#### Records shown:
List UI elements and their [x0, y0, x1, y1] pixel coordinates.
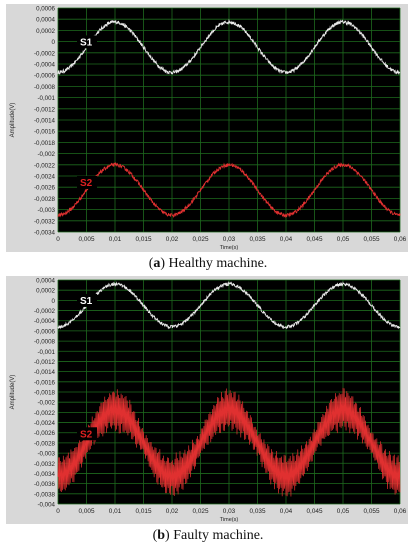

* * *

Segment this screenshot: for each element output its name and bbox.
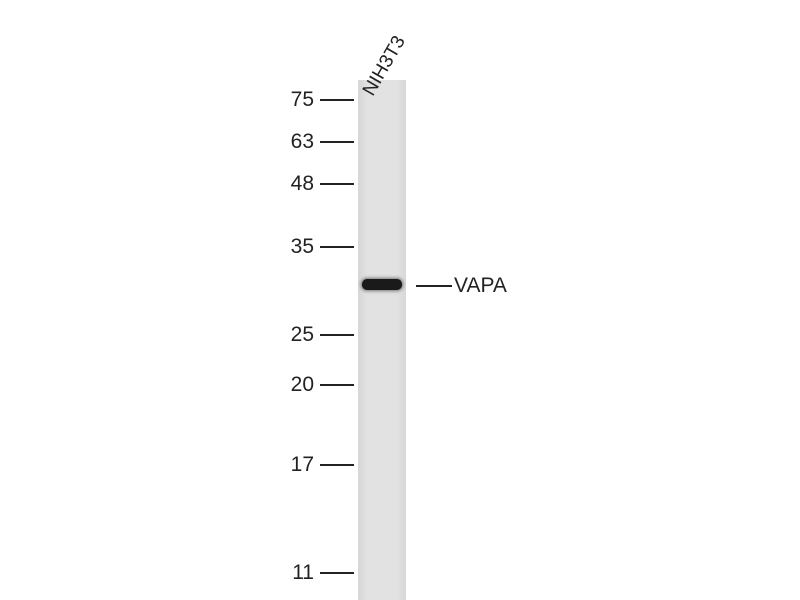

==

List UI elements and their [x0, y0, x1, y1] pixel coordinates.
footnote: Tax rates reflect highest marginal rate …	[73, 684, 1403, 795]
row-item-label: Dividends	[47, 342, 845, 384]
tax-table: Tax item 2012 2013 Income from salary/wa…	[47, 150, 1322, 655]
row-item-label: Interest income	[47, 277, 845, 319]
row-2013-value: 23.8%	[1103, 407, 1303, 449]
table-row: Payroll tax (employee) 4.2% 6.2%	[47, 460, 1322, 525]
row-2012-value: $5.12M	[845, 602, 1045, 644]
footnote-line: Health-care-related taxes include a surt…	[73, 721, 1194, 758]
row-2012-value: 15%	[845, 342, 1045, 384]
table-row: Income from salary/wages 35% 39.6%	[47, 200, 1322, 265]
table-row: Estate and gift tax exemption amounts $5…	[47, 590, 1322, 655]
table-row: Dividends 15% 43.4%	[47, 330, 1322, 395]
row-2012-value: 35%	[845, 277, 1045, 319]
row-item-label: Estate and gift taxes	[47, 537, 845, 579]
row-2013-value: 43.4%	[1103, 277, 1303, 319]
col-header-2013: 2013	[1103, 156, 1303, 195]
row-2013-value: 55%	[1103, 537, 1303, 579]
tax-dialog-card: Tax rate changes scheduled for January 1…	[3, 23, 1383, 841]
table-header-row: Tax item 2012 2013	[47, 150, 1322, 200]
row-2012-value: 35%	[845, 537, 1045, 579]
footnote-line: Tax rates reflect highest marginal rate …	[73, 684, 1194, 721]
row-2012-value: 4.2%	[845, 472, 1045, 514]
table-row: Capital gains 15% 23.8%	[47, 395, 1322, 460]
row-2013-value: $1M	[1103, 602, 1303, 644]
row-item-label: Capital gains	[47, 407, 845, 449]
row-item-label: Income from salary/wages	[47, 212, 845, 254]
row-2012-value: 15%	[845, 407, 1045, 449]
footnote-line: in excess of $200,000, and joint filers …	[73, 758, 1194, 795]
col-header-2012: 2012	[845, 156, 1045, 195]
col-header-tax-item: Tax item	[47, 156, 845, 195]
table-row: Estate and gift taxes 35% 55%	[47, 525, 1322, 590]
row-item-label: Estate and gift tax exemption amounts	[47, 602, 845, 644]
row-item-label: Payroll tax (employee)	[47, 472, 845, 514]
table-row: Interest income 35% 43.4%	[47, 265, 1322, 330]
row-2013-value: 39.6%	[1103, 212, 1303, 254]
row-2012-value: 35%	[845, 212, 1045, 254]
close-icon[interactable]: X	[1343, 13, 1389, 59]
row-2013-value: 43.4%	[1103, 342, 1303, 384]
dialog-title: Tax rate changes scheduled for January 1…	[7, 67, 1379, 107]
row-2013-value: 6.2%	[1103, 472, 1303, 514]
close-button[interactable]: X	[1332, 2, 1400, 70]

#### Exercise requirements:
Report each line in the records above that contains the string "wages", reproducing every such line in full.

#### Written answer:
table-row: Income from salary/wages 35% 39.6%	[47, 200, 1322, 265]
row-item-label: Income from salary/wages	[47, 212, 845, 254]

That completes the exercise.